▶ EXERCISE BRIEF: Find all lines in the records that include the word "надзорные", and copy them out.

* Begin ENTRIES *

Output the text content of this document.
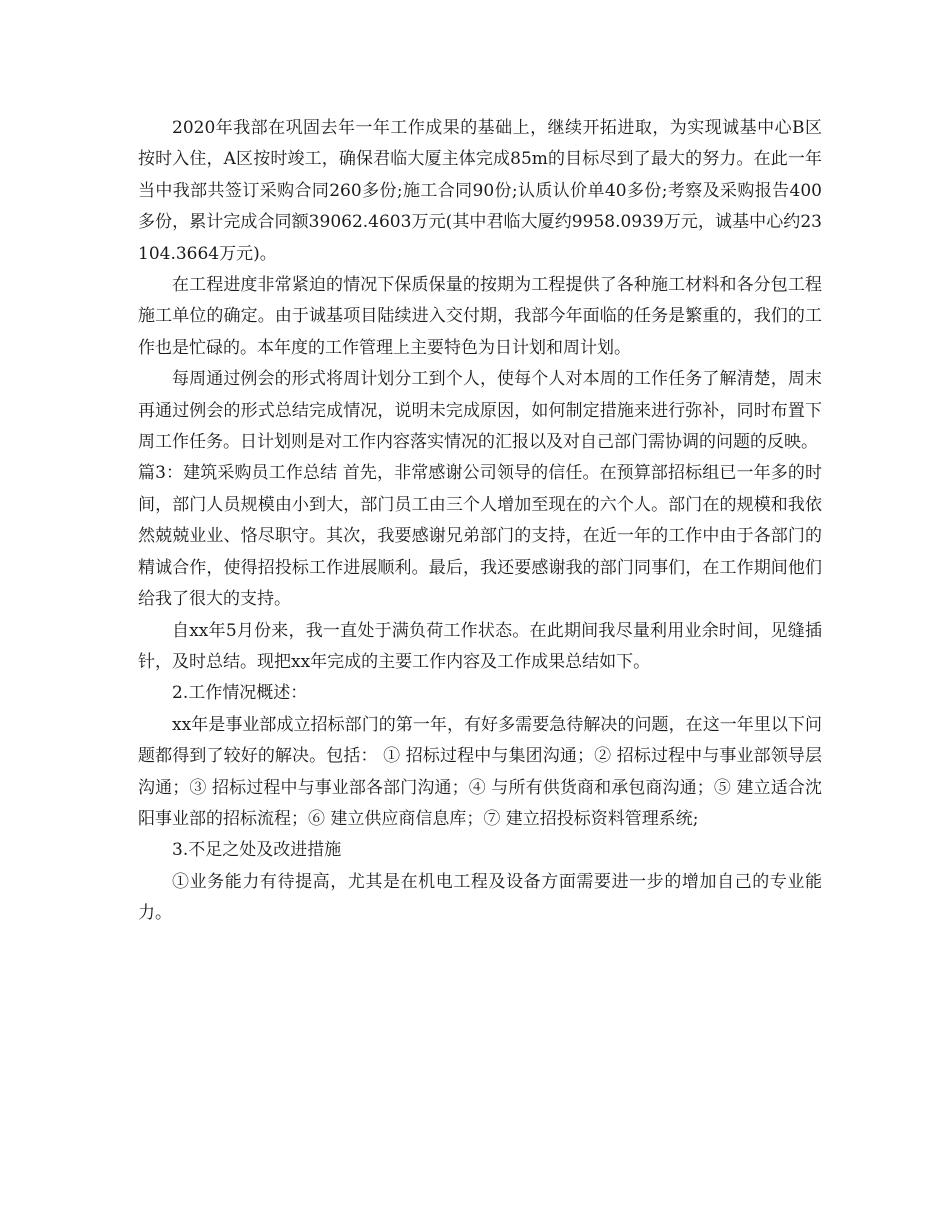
2020年我部在巩固去年一年工作成果的基础上，继续开拓进取，为实现诚基中心B区按时入住，A区按时竣工，确保君临大厦主体完成85m的目标尽到了最大的努力。在此一年当中我部共签订采购合同260多份;施工合同90份;认质认价单40多份;考察及采购报告400多份，累计完成合同额39062.4603万元(其中君临大厦约9958.0939万元，诚基中心约23104.3664万元)。

在工程进度非常紧迫的情况下保质保量的按期为工程提供了各种施工材料和各分包工程施工单位的确定。由于诚基项目陆续进入交付期，我部今年面临的任务是繁重的，我们的工作也是忙碌的。本年度的工作管理上主要特色为日计划和周计划。

每周通过例会的形式将周计划分工到个人，使每个人对本周的工作任务了解清楚，周末再通过例会的形式总结完成情况，说明未完成原因，如何制定措施来进行弥补，同时布置下周工作任务。日计划则是对工作内容落实情况的汇报以及对自己部门需协调的问题的反映。

篇3：建筑采购员工作总结 首先，非常感谢公司领导的信任。在预算部招标组已一年多的时间，部门人员规模由小到大，部门员工由三个人增加至现在的六个人。部门在的规模和我依然兢兢业业、恪尽职守。其次，我要感谢兄弟部门的支持，在近一年的工作中由于各部门的精诚合作，使得招投标工作进展顺利。最后，我还要感谢我的部门同事们，在工作期间他们给我了很大的支持。

自xx年5月份来，我一直处于满负荷工作状态。在此期间我尽量利用业余时间，见缝插针，及时总结。现把xx年完成的主要工作内容及工作成果总结如下。

2.工作情况概述：

xx年是事业部成立招标部门的第一年，有好多需要急待解决的问题，在这一年里以下问题都得到了较好的解决。包括： ① 招标过程中与集团沟通；② 招标过程中与事业部领导层沟通；③ 招标过程中与事业部各部门沟通；④ 与所有供货商和承包商沟通；⑤ 建立适合沈阳事业部的招标流程；⑥ 建立供应商信息库；⑦ 建立招投标资料管理系统;

3.不足之处及改进措施

①业务能力有待提高，尤其是在机电工程及设备方面需要进一步的增加自己的专业能力。
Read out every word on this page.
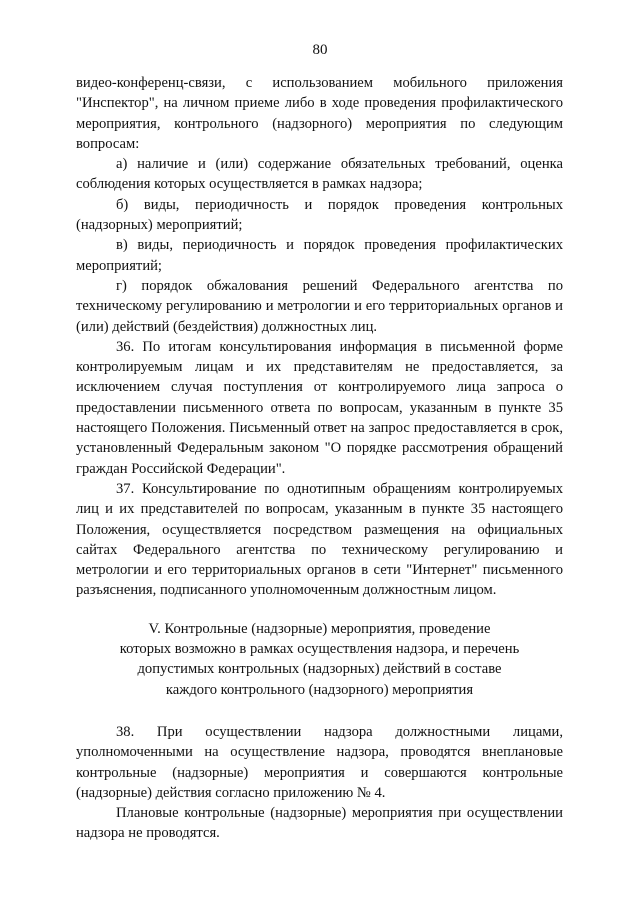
80

видео-конференц-связи, с использованием мобильного приложения "Инспектор", на личном приеме либо в ходе проведения профилактического мероприятия, контрольного (надзорного) мероприятия по следующим вопросам:

а) наличие и (или) содержание обязательных требований, оценка соблюдения которых осуществляется в рамках надзора;

б) виды, периодичность и порядок проведения контрольных (надзорных) мероприятий;

в) виды, периодичность и порядок проведения профилактических мероприятий;

г) порядок обжалования решений Федерального агентства по техническому регулированию и метрологии и его территориальных органов и (или) действий (бездействия) должностных лиц.

36. По итогам консультирования информация в письменной форме контролируемым лицам и их представителям не предоставляется, за исключением случая поступления от контролируемого лица запроса о предоставлении письменного ответа по вопросам, указанным в пункте 35 настоящего Положения. Письменный ответ на запрос предоставляется в срок, установленный Федеральным законом "О порядке рассмотрения обращений граждан Российской Федерации".

37. Консультирование по однотипным обращениям контролируемых лиц и их представителей по вопросам, указанным в пункте 35 настоящего Положения, осуществляется посредством размещения на официальных сайтах Федерального агентства по техническому регулированию и метрологии и его территориальных органов в сети "Интернет" письменного разъяснения, подписанного уполномоченным должностным лицом.

V. Контрольные (надзорные) мероприятия, проведение
которых возможно в рамках осуществления надзора, и перечень
допустимых контрольных (надзорных) действий в составе
каждого контрольного (надзорного) мероприятия

38. При осуществлении надзора должностными лицами, уполномоченными на осуществление надзора, проводятся внеплановые контрольные (надзорные) мероприятия и совершаются контрольные (надзорные) действия согласно приложению № 4.

Плановые контрольные (надзорные) мероприятия при осуществлении надзора не проводятся.
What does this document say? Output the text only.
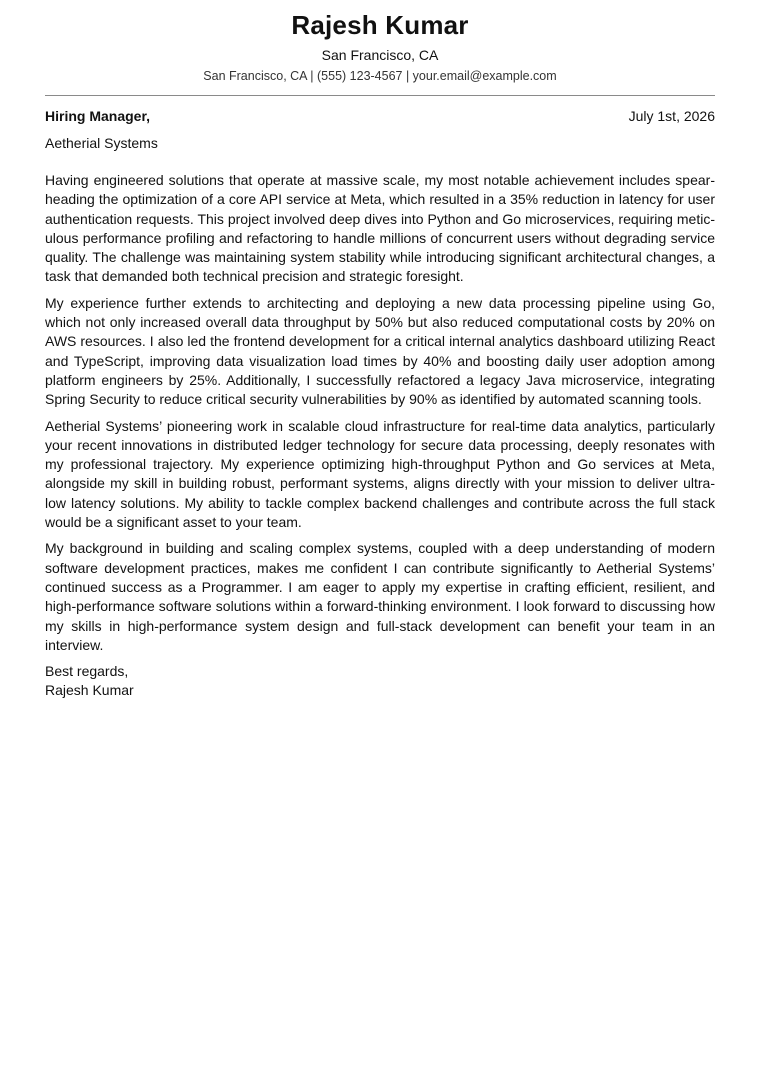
Rajesh Kumar
San Francisco, CA
San Francisco, CA | (555) 123-4567 | your.email@example.com
Hiring Manager,	July 1st, 2026
Aetherial Systems

Having engineered solutions that operate at massive scale, my most notable achievement includes spearheading the optimization of a core API service at Meta, which resulted in a 35% reduction in latency for user authentication requests. This project involved deep dives into Python and Go microservices, requiring meticulous performance profiling and refactoring to handle millions of concurrent users without degrading service quality. The challenge was maintaining system stability while introducing significant architectural changes, a task that demanded both technical precision and strategic foresight.

My experience further extends to architecting and deploying a new data processing pipeline using Go, which not only increased overall data throughput by 50% but also reduced computational costs by 20% on AWS resources. I also led the frontend development for a critical internal analytics dashboard utilizing React and TypeScript, improving data visualization load times by 40% and boosting daily user adoption among platform engineers by 25%. Additionally, I successfully refactored a legacy Java microservice, integrating Spring Security to reduce critical security vulnerabilities by 90% as identified by automated scanning tools.

Aetherial Systems’ pioneering work in scalable cloud infrastructure for real-time data analytics, particularly your recent innovations in distributed ledger technology for secure data processing, deeply resonates with my professional trajectory. My experience optimizing high-throughput Python and Go services at Meta, alongside my skill in building robust, performant systems, aligns directly with your mission to deliver ultra-low latency solutions. My ability to tackle complex backend challenges and contribute across the full stack would be a significant asset to your team.

My background in building and scaling complex systems, coupled with a deep understanding of modern software development practices, makes me confident I can contribute significantly to Aetherial Systems’ continued success as a Programmer. I am eager to apply my expertise in crafting efficient, resilient, and high-performance software solutions within a forward-thinking environment. I look forward to discussing how my skills in high-performance system design and full-stack development can benefit your team in an interview.

Best regards,
Rajesh Kumar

* End ENTRIES *

▶ SOLUTION TO THE EXERCISE:
V. Контрольные (надзорные) мероприятия, проведение
38. При осуществлении надзора должностными лицами, уполномоченными на осуществление надзора, проводятся внеплановые контрольные (надзорные) мероприятия и совершаются контрольные (надзорные) действия согласно приложению № 4.
Плановые контрольные (надзорные) мероприятия при осуществлении надзора не проводятся.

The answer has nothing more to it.